-------- Data for this task --------

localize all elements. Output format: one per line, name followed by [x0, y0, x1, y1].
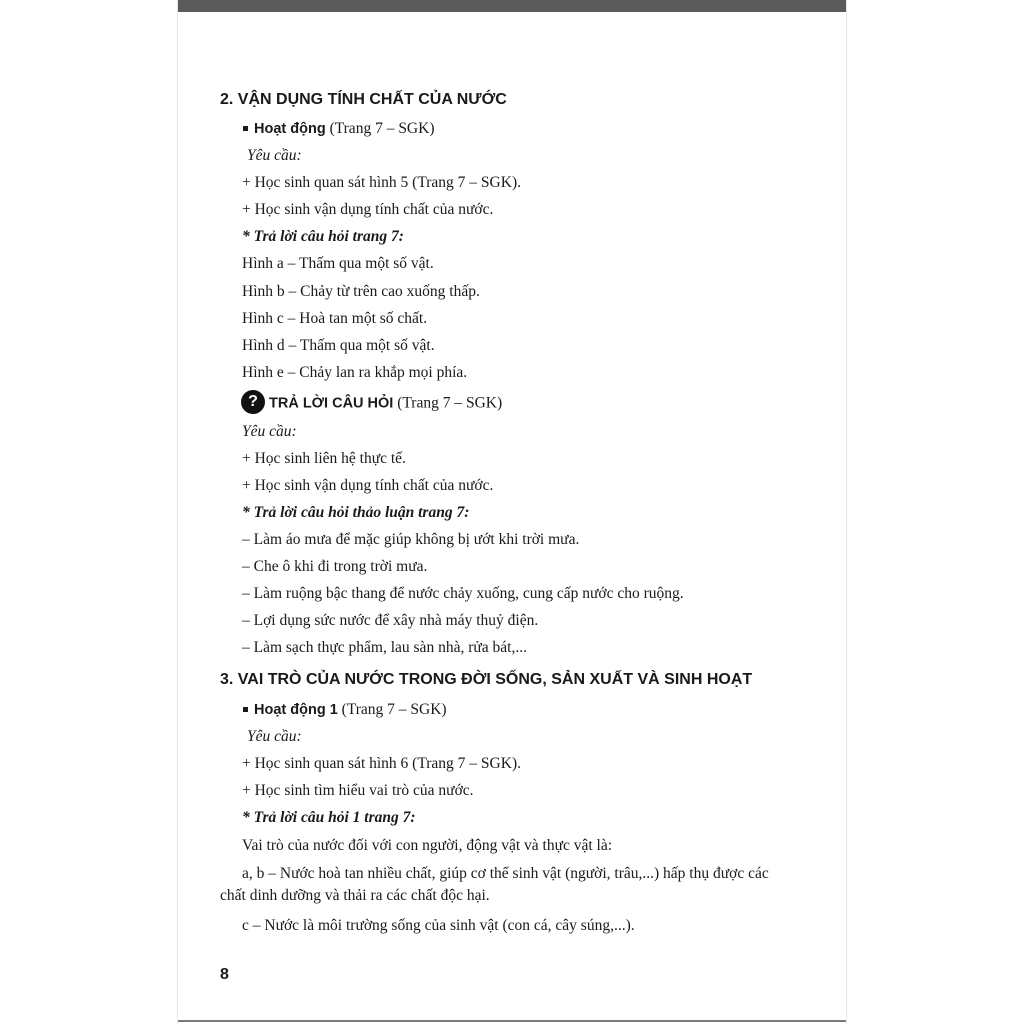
requirement-item: + Học sinh quan sát hình 6 (Trang 7 – SGK).: [242, 755, 521, 772]
page-top-bar: [178, 0, 846, 12]
qa-answer-item: – Làm áo mưa để mặc giúp không bị ướt khi trời mưa.: [242, 531, 580, 548]
qa-requirement-item: + Học sinh liên hệ thực tế.: [242, 450, 406, 467]
qa-ref: (Trang 7 – SGK): [393, 394, 503, 412]
requirement-item: + Học sinh vận dụng tính chất của nước.: [242, 201, 494, 218]
intro-text: Vai trò của nước đối với con người, động vật và thực vật là:: [242, 837, 613, 854]
section-2-title: 2. VẬN DỤNG TÍNH CHẤT CỦA NƯỚC: [220, 91, 507, 108]
activity-1-label: Hoạt động 1: [254, 702, 338, 718]
qa-heading-line: [241, 392, 502, 416]
activity-1-line: [243, 700, 447, 720]
activity-line: [243, 119, 434, 139]
answer-item: Hình c – Hoà tan một số chất.: [242, 310, 428, 327]
qa-answer-item: – Làm ruộng bậc thang để nước chảy xuống, cung cấp nước cho ruộng.: [242, 585, 684, 602]
paragraph-ab: a, b – Nước hoà tan nhiều chất, giúp cơ thể sinh vật (người, trâu,...) hấp thụ được các chất dinh dưỡng và thải ra các chất độc hại.: [220, 865, 769, 904]
page-bottom-line: [178, 1020, 846, 1022]
answer-item: Hình d – Thấm qua một số vật.: [242, 337, 435, 354]
requirement-item: + Học sinh tìm hiểu vai trò của nước.: [242, 782, 474, 799]
qa-requirement-item: + Học sinh vận dụng tính chất của nước.: [242, 477, 494, 494]
requirement-label: Yêu cầu:: [247, 728, 302, 745]
bullet-icon: [243, 707, 248, 712]
qa-answer-item: – Làm sạch thực phẩm, lau sàn nhà, rửa bát,...: [242, 639, 527, 656]
qa-answer-item: – Che ô khi đi trong trời mưa.: [242, 558, 428, 575]
activity-ref: (Trang 7 – SGK): [325, 120, 435, 137]
qa-answer-label: * Trả lời câu hỏi thảo luận trang 7:: [242, 504, 470, 521]
answer-item: Hình b – Chảy từ trên cao xuống thấp.: [242, 283, 480, 300]
question-bubble-icon: ?: [241, 390, 265, 414]
answer-item: Hình a – Thấm qua một số vật.: [242, 255, 434, 272]
answer-label: * Trả lời câu hỏi trang 7:: [242, 228, 404, 245]
paragraph-c: c – Nước là môi trường sống của sinh vật (con cá, cây súng,...).: [242, 917, 635, 934]
requirement-label: Yêu cầu:: [247, 147, 302, 164]
page-number: 8: [220, 966, 229, 983]
qa-heading: TRẢ LỜI CÂU HỎI: [269, 395, 394, 412]
bullet-icon: [243, 126, 248, 131]
section-3-title: 3. VAI TRÒ CỦA NƯỚC TRONG ĐỜI SỐNG, SẢN XUẤT VÀ SINH HOẠT: [220, 671, 753, 688]
answer-label: * Trả lời câu hỏi 1 trang 7:: [242, 809, 416, 826]
activity-label: Hoạt động: [254, 121, 326, 137]
qa-requirement-label: Yêu cầu:: [242, 423, 297, 440]
requirement-item: + Học sinh quan sát hình 5 (Trang 7 – SGK).: [242, 174, 521, 191]
activity-1-ref: (Trang 7 – SGK): [337, 701, 447, 718]
qa-answer-item: – Lợi dụng sức nước để xây nhà máy thuỷ điện.: [242, 612, 539, 629]
answer-item: Hình e – Chảy lan ra khắp mọi phía.: [242, 364, 468, 381]
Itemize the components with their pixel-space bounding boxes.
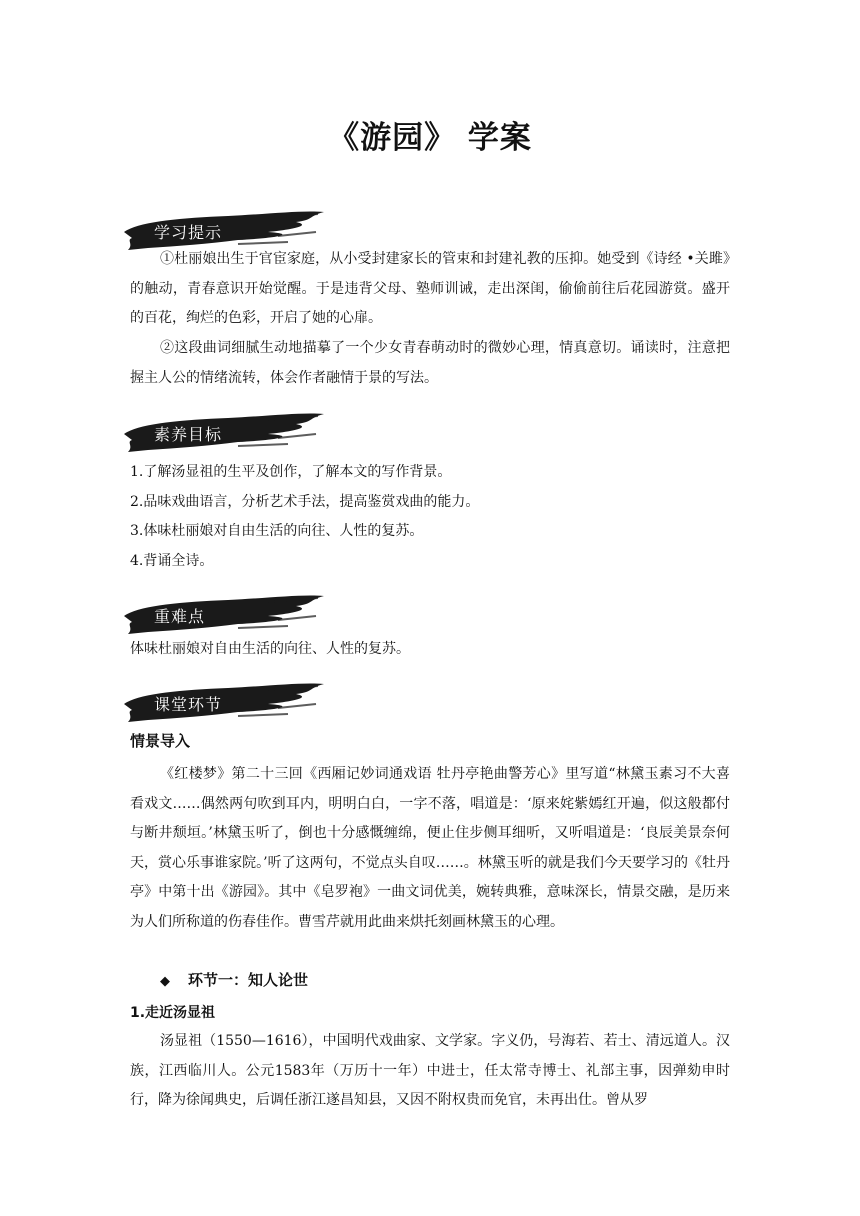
subsection-title: 情景导入 [130, 732, 191, 750]
step-title: 环节一：知人论世 [188, 971, 309, 989]
diamond-bullet-icon: ◆ [160, 974, 170, 989]
section-heading: 课堂环节 [154, 695, 223, 714]
list-item: 1.了解汤显祖的生平及创作，了解本文的写作背景。 [130, 464, 452, 480]
list-item: 4.背诵全诗。 [130, 553, 214, 569]
section-banner-goals [118, 410, 328, 456]
section-heading: 重难点 [154, 607, 206, 626]
paragraph: 体味杜丽娘对自由生活的向往、人性的复苏。 [130, 641, 410, 657]
section-heading: 学习提示 [154, 223, 223, 242]
brush-stroke-icon [118, 410, 328, 456]
section-banner-classroom [118, 680, 328, 726]
step-heading [160, 969, 308, 990]
subsection-title: 1.走近汤显祖 [130, 1005, 216, 1021]
list-item: 2.品味戏曲语言，分析艺术手法，提高鉴赏戏曲的能力。 [130, 494, 480, 510]
brush-stroke-icon [118, 680, 328, 726]
brush-stroke-icon [118, 592, 328, 638]
section-heading: 素养目标 [154, 425, 223, 444]
section-banner-keypoints [118, 592, 328, 638]
paragraph: 《红楼梦》第二十三回《西厢记妙词通戏语 牡丹亭艳曲警芳心》里写道“林黛玉素习不大喜看戏文……偶然两句吹到耳内，明明白白，一字不落，唱道是：‘原来姹紫嫣红开遍，似这般都付与断井颓垣。’林黛玉听了，倒也十分感慨缠绵，便止住步侧耳细听，又听唱道是：‘良辰美景奈何天，赏心乐事谁家院。’听了这两句，不觉点头自叹……。林黛玉听的就是我们今天要学习的《牡丹亭》中第十出《游园》。其中《皂罗袍》一曲文词优美，婉转典雅，意味深长，情景交融，是历来为人们所称道的伤春佳作。曹雪芹就用此曲来烘托刻画林黛玉的心理。 [130, 766, 730, 930]
paragraph: ②这段曲词细腻生动地描摹了一个少女青春萌动时的微妙心理，情真意切。诵读时，注意把握主人公的情绪流转，体会作者融情于景的写法。 [130, 340, 730, 386]
list-item: 3.体味杜丽娘对自由生活的向往、人性的复苏。 [130, 523, 424, 539]
paragraph: ①杜丽娘出生于官宦家庭，从小受封建家长的管束和封建礼教的压抑。她受到《诗经 •关雎》的触动，青春意识开始觉醒。于是违背父母、塾师训诫，走出深闺，偷偷前往后花园游赏。盛开的百花，绚烂的色彩，开启了她的心扉。 [130, 251, 730, 326]
paragraph: 汤显祖（1550—1616），中国明代戏曲家、文学家。字义仍，号海若、若士、清远道人。汉族，江西临川人。公元1583年（万历十一年）中进士，任太常寺博士、礼部主事，因弹劾申时行，降为徐闻典史，后调任浙江遂昌知县，又因不附权贵而免官，未再出仕。曾从罗 [130, 1033, 730, 1108]
page-title: 《游园》 学案 [328, 120, 532, 156]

--------

Please copy out the lines from the one containing "requirement-item: + Học sinh quan sát hình 6" through the one containing "section-3-title: 3. VAI", both included, reproducing each without any change.

● **Worked solution**
requirement-item: + Học sinh quan sát hình 6 (Trang 7 – SGK).: [242, 755, 521, 772]
page-top-bar: [178, 0, 846, 12]
qa-answer-item: – Làm áo mưa để mặc giúp không bị ướt khi trời mưa.: [242, 531, 580, 548]
qa-requirement-item: + Học sinh liên hệ thực tế.: [242, 450, 406, 467]
qa-ref: (Trang 7 – SGK): [393, 394, 503, 412]
requirement-item: + Học sinh vận dụng tính chất của nước.: [242, 201, 494, 218]
intro-text: Vai trò của nước đối với con người, động vật và thực vật là:: [242, 837, 613, 854]
section-2-title: 2. VẬN DỤNG TÍNH CHẤT CỦA NƯỚC: [220, 91, 507, 108]
activity-1-label: Hoạt động 1: [254, 702, 338, 718]
qa-heading-line: [241, 392, 502, 416]
activity-1-line: [243, 700, 447, 720]
activity-line: [243, 119, 434, 139]
answer-item: Hình c – Hoà tan một số chất.: [242, 310, 428, 327]
qa-answer-item: – Làm ruộng bậc thang để nước chảy xuống, cung cấp nước cho ruộng.: [242, 585, 684, 602]
paragraph-ab: a, b – Nước hoà tan nhiều chất, giúp cơ thể sinh vật (người, trâu,...) hấp thụ được các chất dinh dưỡng và thải ra các chất độc hại.: [220, 865, 769, 904]
page-bottom-line: [178, 1020, 846, 1022]
answer-item: Hình d – Thấm qua một số vật.: [242, 337, 435, 354]
requirement-item: + Học sinh tìm hiểu vai trò của nước.: [242, 782, 474, 799]
qa-requirement-item: + Học sinh vận dụng tính chất của nước.: [242, 477, 494, 494]
requirement-label: Yêu cầu:: [247, 728, 302, 745]
bullet-icon: [243, 707, 248, 712]
qa-answer-item: – Làm sạch thực phẩm, lau sàn nhà, rửa bát,...: [242, 639, 527, 656]
qa-answer-item: – Che ô khi đi trong trời mưa.: [242, 558, 428, 575]
activity-ref: (Trang 7 – SGK): [325, 120, 435, 137]
qa-answer-label: * Trả lời câu hỏi thảo luận trang 7:: [242, 504, 470, 521]
answer-item: Hình b – Chảy từ trên cao xuống thấp.: [242, 283, 480, 300]
question-bubble-icon: ?: [241, 390, 265, 414]
answer-item: Hình a – Thấm qua một số vật.: [242, 255, 434, 272]
answer-label: * Trả lời câu hỏi trang 7:: [242, 228, 404, 245]
paragraph-c: c – Nước là môi trường sống của sinh vật (con cá, cây súng,...).: [242, 917, 635, 934]
requirement-label: Yêu cầu:: [247, 147, 302, 164]
page-number: 8: [220, 966, 229, 983]
qa-heading: TRẢ LỜI CÂU HỎI: [269, 395, 394, 412]
bullet-icon: [243, 126, 248, 131]
section-3-title: 3. VAI TRÒ CỦA NƯỚC TRONG ĐỜI SỐNG, SẢN XUẤT VÀ SINH HOẠT: [220, 671, 753, 688]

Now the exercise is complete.